• Task prompt
Write the data out again exactly, with no pictures.

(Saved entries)
start

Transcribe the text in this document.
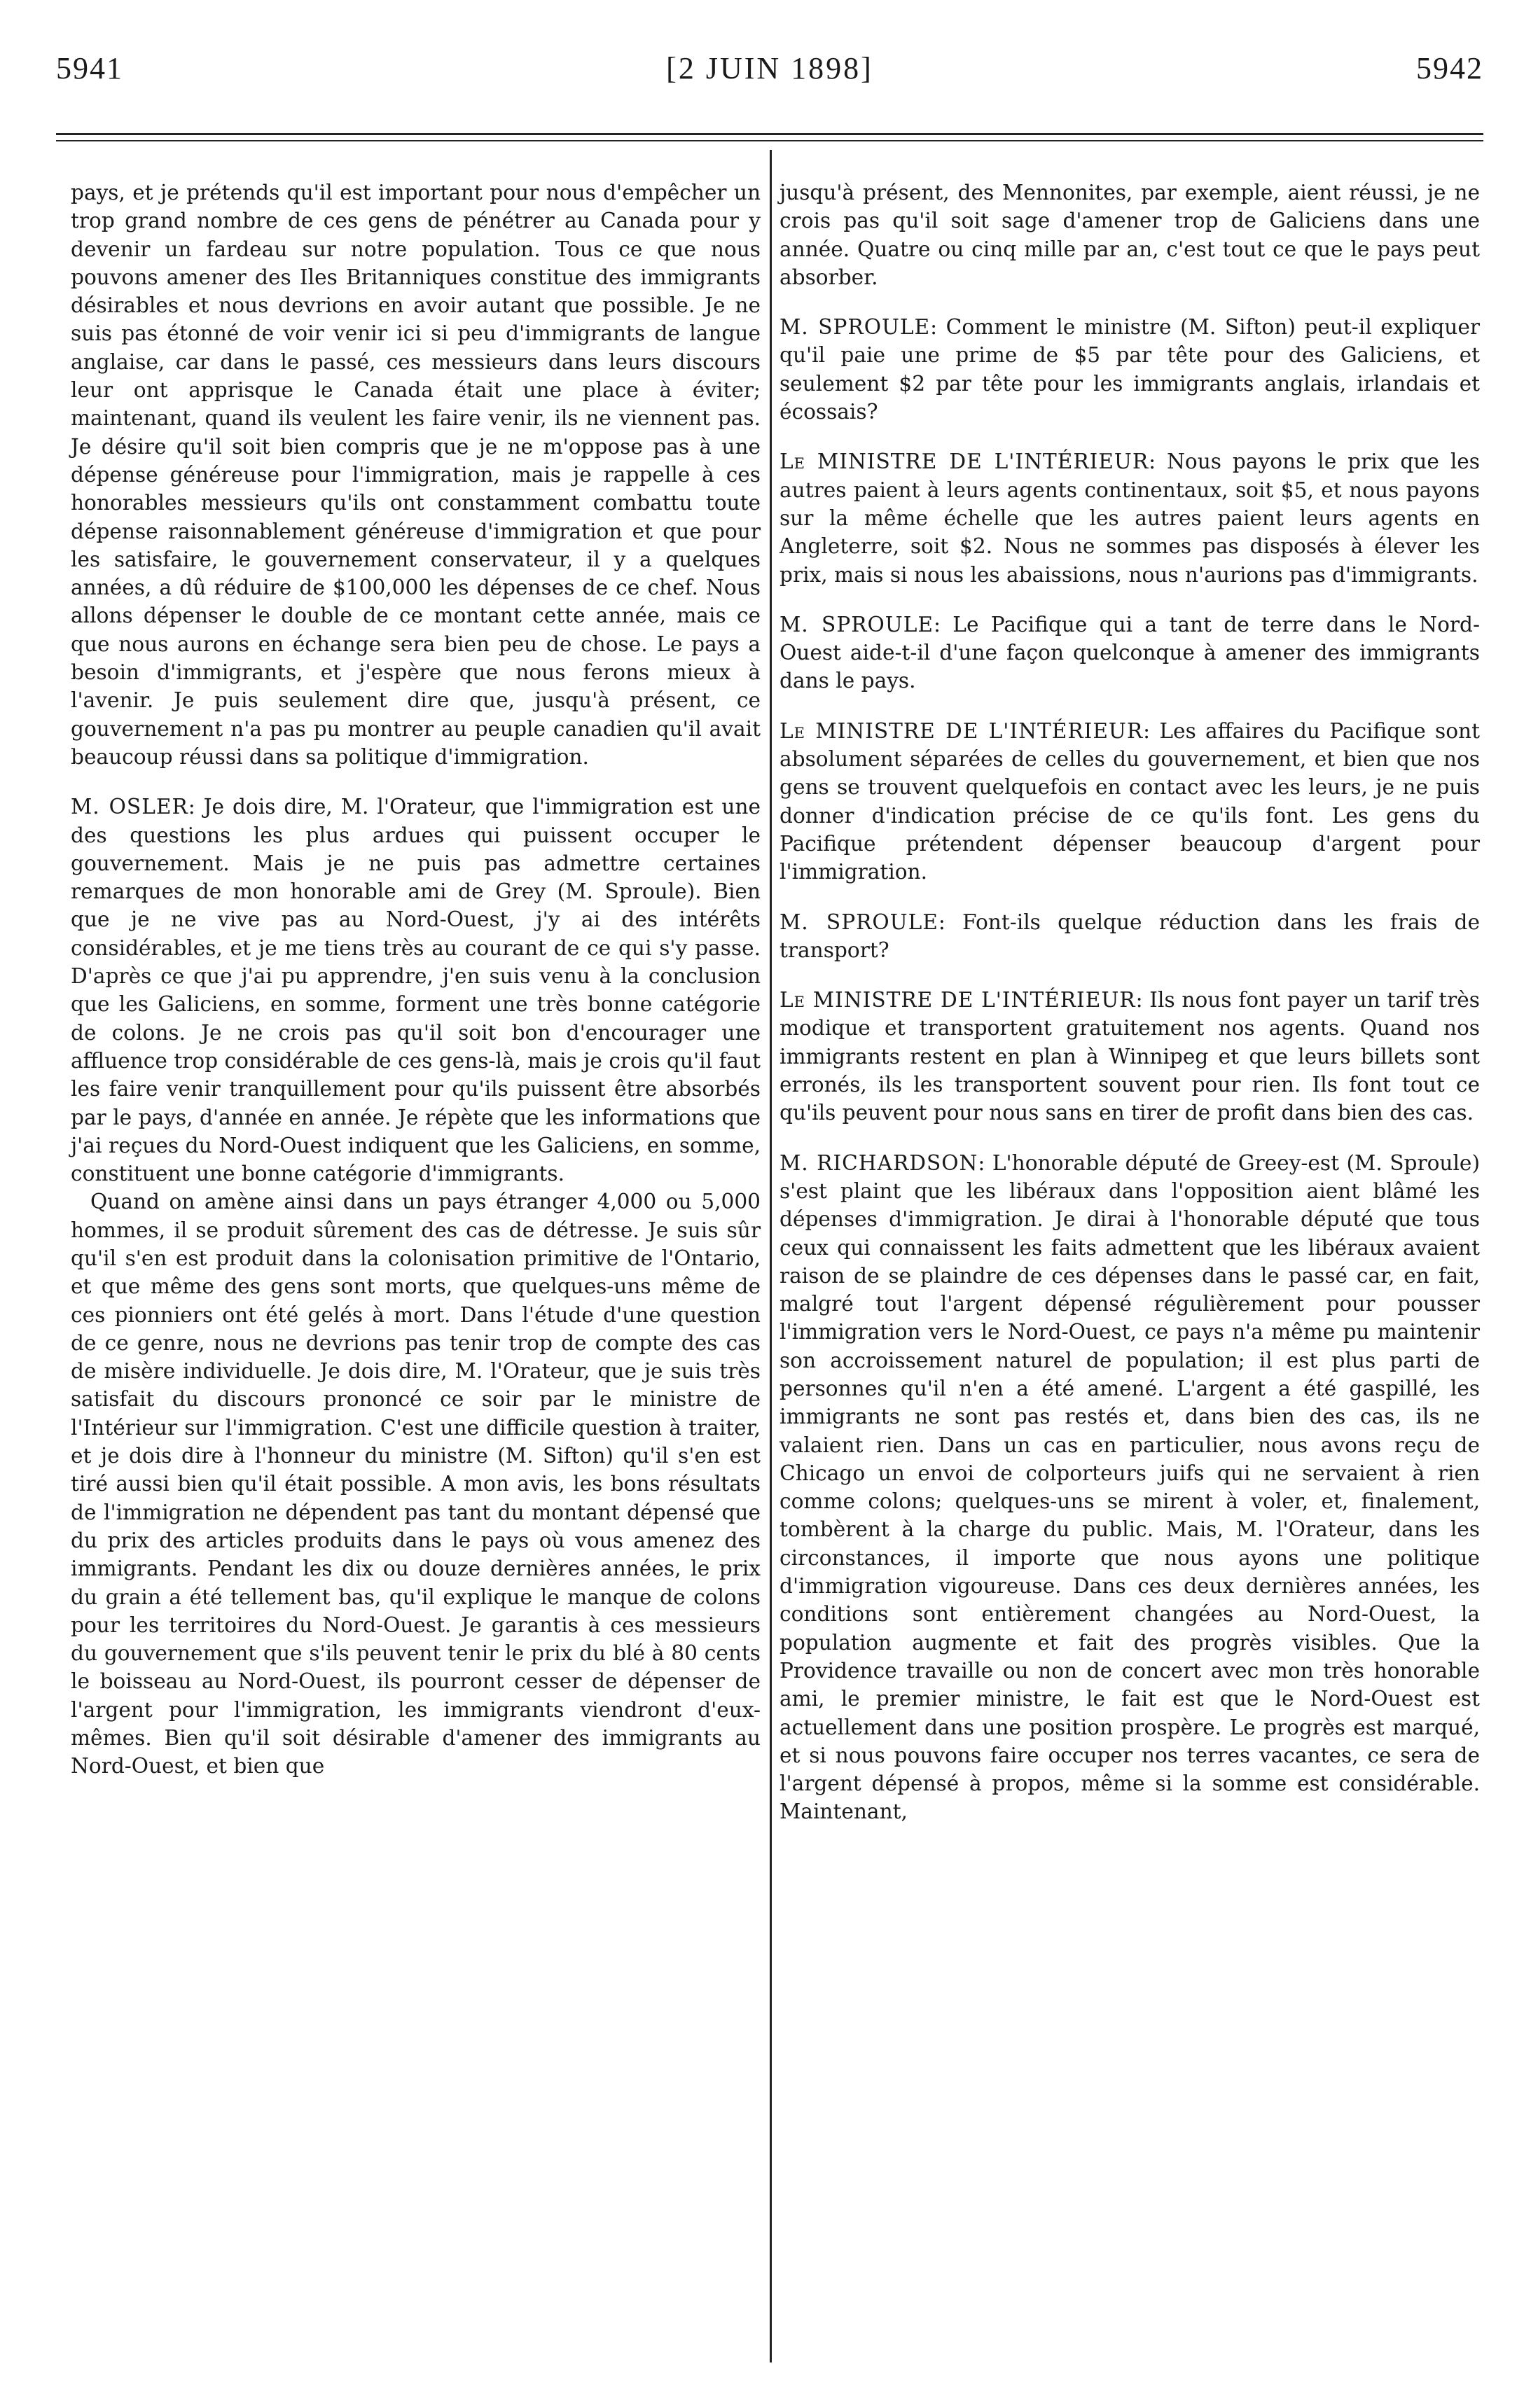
5941	[2 JUIN 1898]	5942

pays, et je prétends qu'il est important pour nous d'empêcher un trop grand nombre de ces gens de pénétrer au Canada pour y devenir un fardeau sur notre population. Tous ce que nous pouvons amener des Iles Britanniques constitue des immigrants désirables et nous devrions en avoir autant que possible. Je ne suis pas étonné de voir venir ici si peu d'immigrants de langue anglaise, car dans le passé, ces messieurs dans leurs discours leur ont apprisque le Canada était une place à éviter; maintenant, quand ils veulent les faire venir, ils ne viennent pas. Je désire qu'il soit bien compris que je ne m'oppose pas à une dépense généreuse pour l'immigration, mais je rappelle à ces honorables messieurs qu'ils ont constamment combattu toute dépense raisonnablement généreuse d'immigration et que pour les satisfaire, le gouvernement conservateur, il y a quelques années, a dû réduire de $100,000 les dépenses de ce chef. Nous allons dépenser le double de ce montant cette année, mais ce que nous aurons en échange sera bien peu de chose. Le pays a besoin d'immigrants, et j'espère que nous ferons mieux à l'avenir. Je puis seulement dire que, jusqu'à présent, ce gouvernement n'a pas pu montrer au peuple canadien qu'il avait beaucoup réussi dans sa politique d'immigration.

M. OSLER: Je dois dire, M. l'Orateur, que l'immigration est une des questions les plus ardues qui puissent occuper le gouvernement. Mais je ne puis pas admettre certaines remarques de mon honorable ami de Grey (M. Sproule). Bien que je ne vive pas au Nord-Ouest, j'y ai des intérêts considérables, et je me tiens très au courant de ce qui s'y passe. D'après ce que j'ai pu apprendre, j'en suis venu à la conclusion que les Galiciens, en somme, forment une très bonne catégorie de colons. Je ne crois pas qu'il soit bon d'encourager une affluence trop considérable de ces gens-là, mais je crois qu'il faut les faire venir tranquillement pour qu'ils puissent être absorbés par le pays, d'année en année. Je répète que les informations que j'ai reçues du Nord-Ouest indiquent que les Galiciens, en somme, constituent une bonne catégorie d'immigrants.

Quand on amène ainsi dans un pays étranger 4,000 ou 5,000 hommes, il se produit sûrement des cas de détresse. Je suis sûr qu'il s'en est produit dans la colonisation primitive de l'Ontario, et que même des gens sont morts, que quelques-uns même de ces pionniers ont été gelés à mort. Dans l'étude d'une question de ce genre, nous ne devrions pas tenir trop de compte des cas de misère individuelle. Je dois dire, M. l'Orateur, que je suis très satisfait du discours prononcé ce soir par le ministre de l'Intérieur sur l'immigration. C'est une difficile question à traiter, et je dois dire à l'honneur du ministre (M. Sifton) qu'il s'en est tiré aussi bien qu'il était possible. A mon avis, les bons résultats de l'immigration ne dépendent pas tant du montant dépensé que du prix des articles produits dans le pays où vous amenez des immigrants. Pendant les dix ou douze dernières années, le prix du grain a été tellement bas, qu'il explique le manque de colons pour les territoires du Nord-Ouest. Je garantis à ces messieurs du gouvernement que s'ils peuvent tenir le prix du blé à 80 cents le boisseau au Nord-Ouest, ils pourront cesser de dépenser de l'argent pour l'immigration, les immigrants viendront d'eux-mêmes. Bien qu'il soit désirable d'amener des immigrants au Nord-Ouest, et bien que

jusqu'à présent, des Mennonites, par exemple, aient réussi, je ne crois pas qu'il soit sage d'amener trop de Galiciens dans une année. Quatre ou cinq mille par an, c'est tout ce que le pays peut absorber.

M. SPROULE: Comment le ministre (M. Sifton) peut-il expliquer qu'il paie une prime de $5 par tête pour des Galiciens, et seulement $2 par tête pour les immigrants anglais, irlandais et écossais?

Le MINISTRE DE L'INTÉRIEUR: Nous payons le prix que les autres paient à leurs agents continentaux, soit $5, et nous payons sur la même échelle que les autres paient leurs agents en Angleterre, soit $2. Nous ne sommes pas disposés à élever les prix, mais si nous les abaissions, nous n'aurions pas d'immigrants.

M. SPROULE: Le Pacifique qui a tant de terre dans le Nord-Ouest aide-t-il d'une façon quelconque à amener des immigrants dans le pays.

Le MINISTRE DE L'INTÉRIEUR: Les affaires du Pacifique sont absolument séparées de celles du gouvernement, et bien que nos gens se trouvent quelquefois en contact avec les leurs, je ne puis donner d'indication précise de ce qu'ils font. Les gens du Pacifique prétendent dépenser beaucoup d'argent pour l'immigration.

M. SPROULE: Font-ils quelque réduction dans les frais de transport?

Le MINISTRE DE L'INTÉRIEUR: Ils nous font payer un tarif très modique et transportent gratuitement nos agents. Quand nos immigrants restent en plan à Winnipeg et que leurs billets sont erronés, ils les transportent souvent pour rien. Ils font tout ce qu'ils peuvent pour nous sans en tirer de profit dans bien des cas.

M. RICHARDSON: L'honorable député de Greey-est (M. Sproule) s'est plaint que les libéraux dans l'opposition aient blâmé les dépenses d'immigration. Je dirai à l'honorable député que tous ceux qui connaissent les faits admettent que les libéraux avaient raison de se plaindre de ces dépenses dans le passé car, en fait, malgré tout l'argent dépensé régulièrement pour pousser l'immigration vers le Nord-Ouest, ce pays n'a même pu maintenir son accroissement naturel de population; il est plus parti de personnes qu'il n'en a été amené. L'argent a été gaspillé, les immigrants ne sont pas restés et, dans bien des cas, ils ne valaient rien. Dans un cas en particulier, nous avons reçu de Chicago un envoi de colporteurs juifs qui ne servaient à rien comme colons; quelques-uns se mirent à voler, et, finalement, tombèrent à la charge du public. Mais, M. l'Orateur, dans les circonstances, il importe que nous ayons une politique d'immigration vigoureuse. Dans ces deux dernières années, les conditions sont entièrement changées au Nord-Ouest, la population augmente et fait des progrès visibles. Que la Providence travaille ou non de concert avec mon très honorable ami, le premier ministre, le fait est que le Nord-Ouest est actuellement dans une position prospère. Le progrès est marqué, et si nous pouvons faire occuper nos terres vacantes, ce sera de l'argent dépensé à propos, même si la somme est considérable. Maintenant,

end

• Reply to the task
Transcribe the text in this document.
5941	[2 JUIN 1898]	5942

pays, et je prétends qu'il est important pour nous d'empêcher un trop grand nombre de ces gens de pénétrer au Canada pour y devenir un fardeau sur notre population. Tous ce que nous pouvons amener des Iles Britanniques constitue des immigrants désirables et nous devrions en avoir autant que possible. Je ne suis pas étonné de voir venir ici si peu d'immigrants de langue anglaise, car dans le passé, ces messieurs dans leurs discours leur ont apprisque le Canada était une place à éviter; maintenant, quand ils veulent les faire venir, ils ne viennent pas. Je désire qu'il soit bien compris que je ne m'oppose pas à une dépense généreuse pour l'immigration, mais je rappelle à ces honorables messieurs qu'ils ont constamment combattu toute dépense raisonnablement généreuse d'immigration et que pour les satisfaire, le gouvernement conservateur, il y a quelques années, a dû réduire de $100,000 les dépenses de ce chef. Nous allons dépenser le double de ce montant cette année, mais ce que nous aurons en échange sera bien peu de chose. Le pays a besoin d'immigrants, et j'espère que nous ferons mieux à l'avenir. Je puis seulement dire que, jusqu'à présent, ce gouvernement n'a pas pu montrer au peuple canadien qu'il avait beaucoup réussi dans sa politique d'immigration.

M. OSLER: Je dois dire, M. l'Orateur, que l'immigration est une des questions les plus ardues qui puissent occuper le gouvernement. Mais je ne puis pas admettre certaines remarques de mon honorable ami de Grey (M. Sproule). Bien que je ne vive pas au Nord-Ouest, j'y ai des intérêts considérables, et je me tiens très au courant de ce qui s'y passe. D'après ce que j'ai pu apprendre, j'en suis venu à la conclusion que les Galiciens, en somme, forment une très bonne catégorie de colons. Je ne crois pas qu'il soit bon d'encourager une affluence trop considérable de ces gens-là, mais je crois qu'il faut les faire venir tranquillement pour qu'ils puissent être absorbés par le pays, d'année en année. Je répète que les informations que j'ai reçues du Nord-Ouest indiquent que les Galiciens, en somme, constituent une bonne catégorie d'immigrants.

Quand on amène ainsi dans un pays étranger 4,000 ou 5,000 hommes, il se produit sûrement des cas de détresse. Je suis sûr qu'il s'en est produit dans la colonisation primitive de l'Ontario, et que même des gens sont morts, que quelques-uns même de ces pionniers ont été gelés à mort. Dans l'étude d'une question de ce genre, nous ne devrions pas tenir trop de compte des cas de misère individuelle. Je dois dire, M. l'Orateur, que je suis très satisfait du discours prononcé ce soir par le ministre de l'Intérieur sur l'immigration. C'est une difficile question à traiter, et je dois dire à l'honneur du ministre (M. Sifton) qu'il s'en est tiré aussi bien qu'il était possible. A mon avis, les bons résultats de l'immigration ne dépendent pas tant du montant dépensé que du prix des articles produits dans le pays où vous amenez des immigrants. Pendant les dix ou douze dernières années, le prix du grain a été tellement bas, qu'il explique le manque de colons pour les territoires du Nord-Ouest. Je garantis à ces messieurs du gouvernement que s'ils peuvent tenir le prix du blé à 80 cents le boisseau au Nord-Ouest, ils pourront cesser de dépenser de l'argent pour l'immigration, les immigrants viendront d'eux-mêmes. Bien qu'il soit désirable d'amener des immigrants au Nord-Ouest, et bien que

jusqu'à présent, des Mennonites, par exemple, aient réussi, je ne crois pas qu'il soit sage d'amener trop de Galiciens dans une année. Quatre ou cinq mille par an, c'est tout ce que le pays peut absorber.

M. SPROULE: Comment le ministre (M. Sifton) peut-il expliquer qu'il paie une prime de $5 par tête pour des Galiciens, et seulement $2 par tête pour les immigrants anglais, irlandais et écossais?

Le MINISTRE DE L'INTÉRIEUR: Nous payons le prix que les autres paient à leurs agents continentaux, soit $5, et nous payons sur la même échelle que les autres paient leurs agents en Angleterre, soit $2. Nous ne sommes pas disposés à élever les prix, mais si nous les abaissions, nous n'aurions pas d'immigrants.

M. SPROULE: Le Pacifique qui a tant de terre dans le Nord-Ouest aide-t-il d'une façon quelconque à amener des immigrants dans le pays.

Le MINISTRE DE L'INTÉRIEUR: Les affaires du Pacifique sont absolument séparées de celles du gouvernement, et bien que nos gens se trouvent quelquefois en contact avec les leurs, je ne puis donner d'indication précise de ce qu'ils font. Les gens du Pacifique prétendent dépenser beaucoup d'argent pour l'immigration.

M. SPROULE: Font-ils quelque réduction dans les frais de transport?

Le MINISTRE DE L'INTÉRIEUR: Ils nous font payer un tarif très modique et transportent gratuitement nos agents. Quand nos immigrants restent en plan à Winnipeg et que leurs billets sont erronés, ils les transportent souvent pour rien. Ils font tout ce qu'ils peuvent pour nous sans en tirer de profit dans bien des cas.

M. RICHARDSON: L'honorable député de Greey-est (M. Sproule) s'est plaint que les libéraux dans l'opposition aient blâmé les dépenses d'immigration. Je dirai à l'honorable député que tous ceux qui connaissent les faits admettent que les libéraux avaient raison de se plaindre de ces dépenses dans le passé car, en fait, malgré tout l'argent dépensé régulièrement pour pousser l'immigration vers le Nord-Ouest, ce pays n'a même pu maintenir son accroissement naturel de population; il est plus parti de personnes qu'il n'en a été amené. L'argent a été gaspillé, les immigrants ne sont pas restés et, dans bien des cas, ils ne valaient rien. Dans un cas en particulier, nous avons reçu de Chicago un envoi de colporteurs juifs qui ne servaient à rien comme colons; quelques-uns se mirent à voler, et, finalement, tombèrent à la charge du public. Mais, M. l'Orateur, dans les circonstances, il importe que nous ayons une politique d'immigration vigoureuse. Dans ces deux dernières années, les conditions sont entièrement changées au Nord-Ouest, la population augmente et fait des progrès visibles. Que la Providence travaille ou non de concert avec mon très honorable ami, le premier ministre, le fait est que le Nord-Ouest est actuellement dans une position prospère. Le progrès est marqué, et si nous pouvons faire occuper nos terres vacantes, ce sera de l'argent dépensé à propos, même si la somme est considérable. Maintenant,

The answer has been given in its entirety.